## REQUIREMENT
Write the records below out again exactly as given, with no images.
═══ GIVEN RECORDS
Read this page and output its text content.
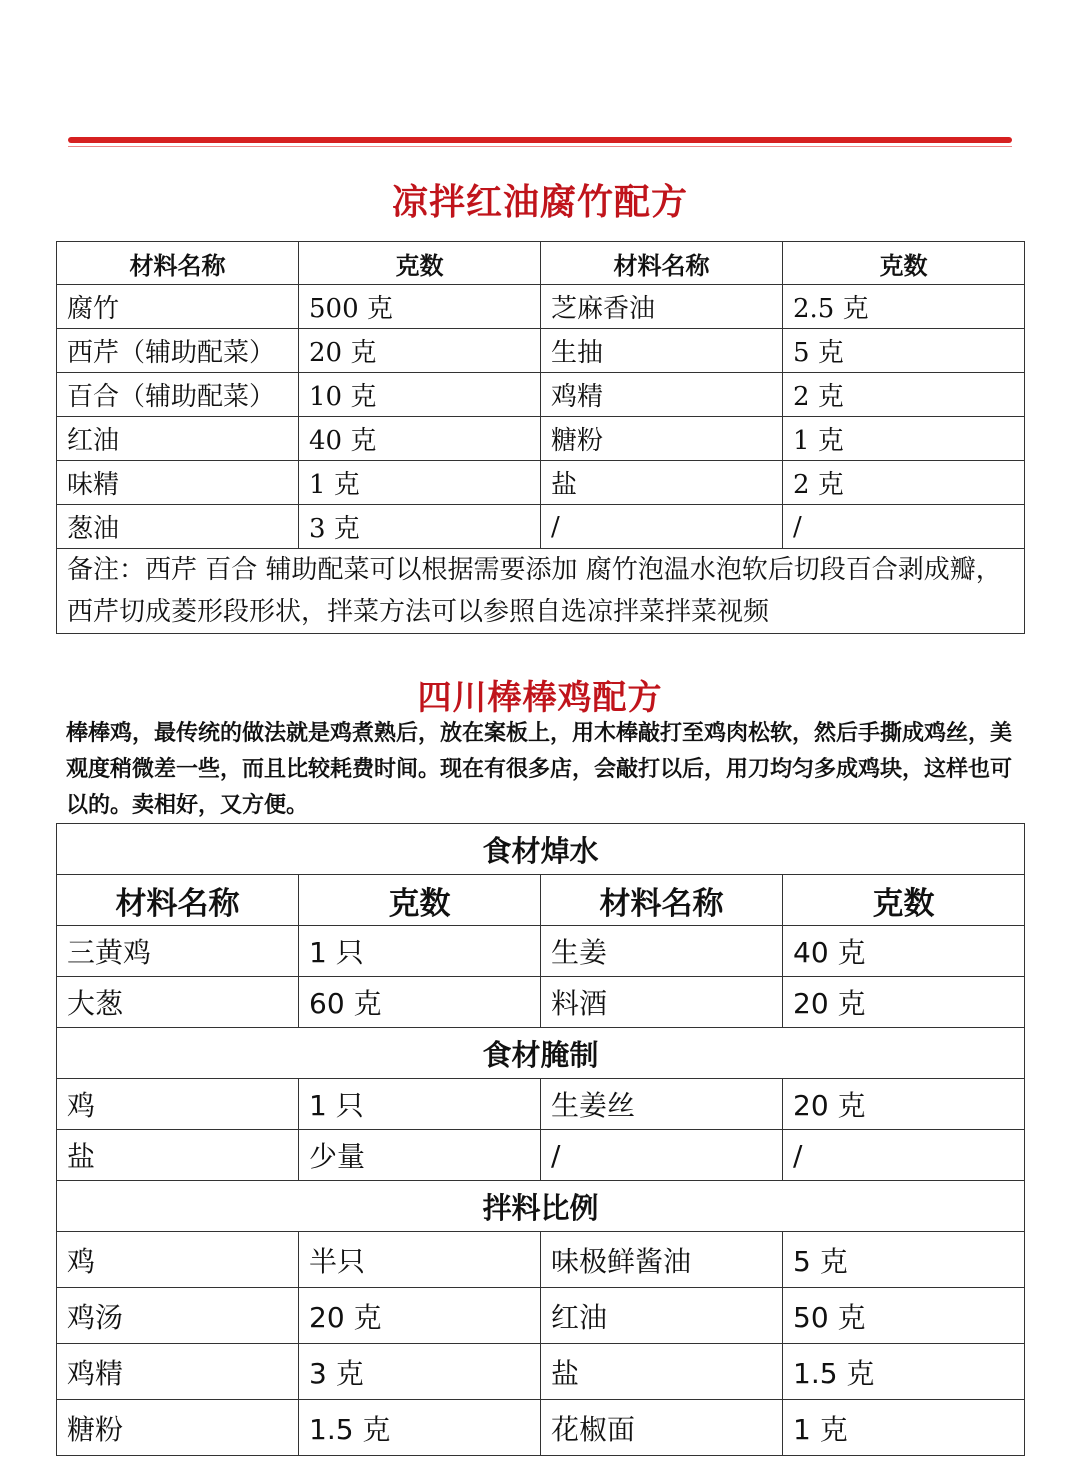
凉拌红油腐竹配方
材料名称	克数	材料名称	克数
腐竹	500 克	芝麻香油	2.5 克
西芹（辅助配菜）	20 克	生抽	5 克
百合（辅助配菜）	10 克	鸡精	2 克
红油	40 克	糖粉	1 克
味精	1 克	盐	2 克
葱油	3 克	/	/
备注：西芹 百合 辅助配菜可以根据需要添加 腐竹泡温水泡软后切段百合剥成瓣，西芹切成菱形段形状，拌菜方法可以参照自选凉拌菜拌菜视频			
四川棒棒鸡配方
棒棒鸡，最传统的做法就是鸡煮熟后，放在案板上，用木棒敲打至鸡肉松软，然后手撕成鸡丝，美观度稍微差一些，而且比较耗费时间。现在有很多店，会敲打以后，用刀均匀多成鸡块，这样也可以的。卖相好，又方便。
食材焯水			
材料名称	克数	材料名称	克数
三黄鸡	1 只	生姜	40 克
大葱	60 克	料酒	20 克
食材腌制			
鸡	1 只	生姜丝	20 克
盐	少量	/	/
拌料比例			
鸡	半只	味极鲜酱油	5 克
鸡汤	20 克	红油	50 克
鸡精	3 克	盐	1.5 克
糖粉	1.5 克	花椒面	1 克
══════
## THE REPLY
Read this page and output its text content.
凉拌红油腐竹配方
材料名称	克数	材料名称	克数
腐竹	500 克	芝麻香油	2.5 克
西芹（辅助配菜）	20 克	生抽	5 克
百合（辅助配菜）	10 克	鸡精	2 克
红油	40 克	糖粉	1 克
味精	1 克	盐	2 克
葱油	3 克	/	/
备注：西芹 百合 辅助配菜可以根据需要添加 腐竹泡温水泡软后切段百合剥成瓣，西芹切成菱形段形状，拌菜方法可以参照自选凉拌菜拌菜视频			
四川棒棒鸡配方
棒棒鸡，最传统的做法就是鸡煮熟后，放在案板上，用木棒敲打至鸡肉松软，然后手撕成鸡丝，美观度稍微差一些，而且比较耗费时间。现在有很多店，会敲打以后，用刀均匀多成鸡块，这样也可以的。卖相好，又方便。
食材焯水			
材料名称	克数	材料名称	克数
三黄鸡	1 只	生姜	40 克
大葱	60 克	料酒	20 克
食材腌制			
鸡	1 只	生姜丝	20 克
盐	少量	/	/
拌料比例			
鸡	半只	味极鲜酱油	5 克
鸡汤	20 克	红油	50 克
鸡精	3 克	盐	1.5 克
糖粉	1.5 克	花椒面	1 克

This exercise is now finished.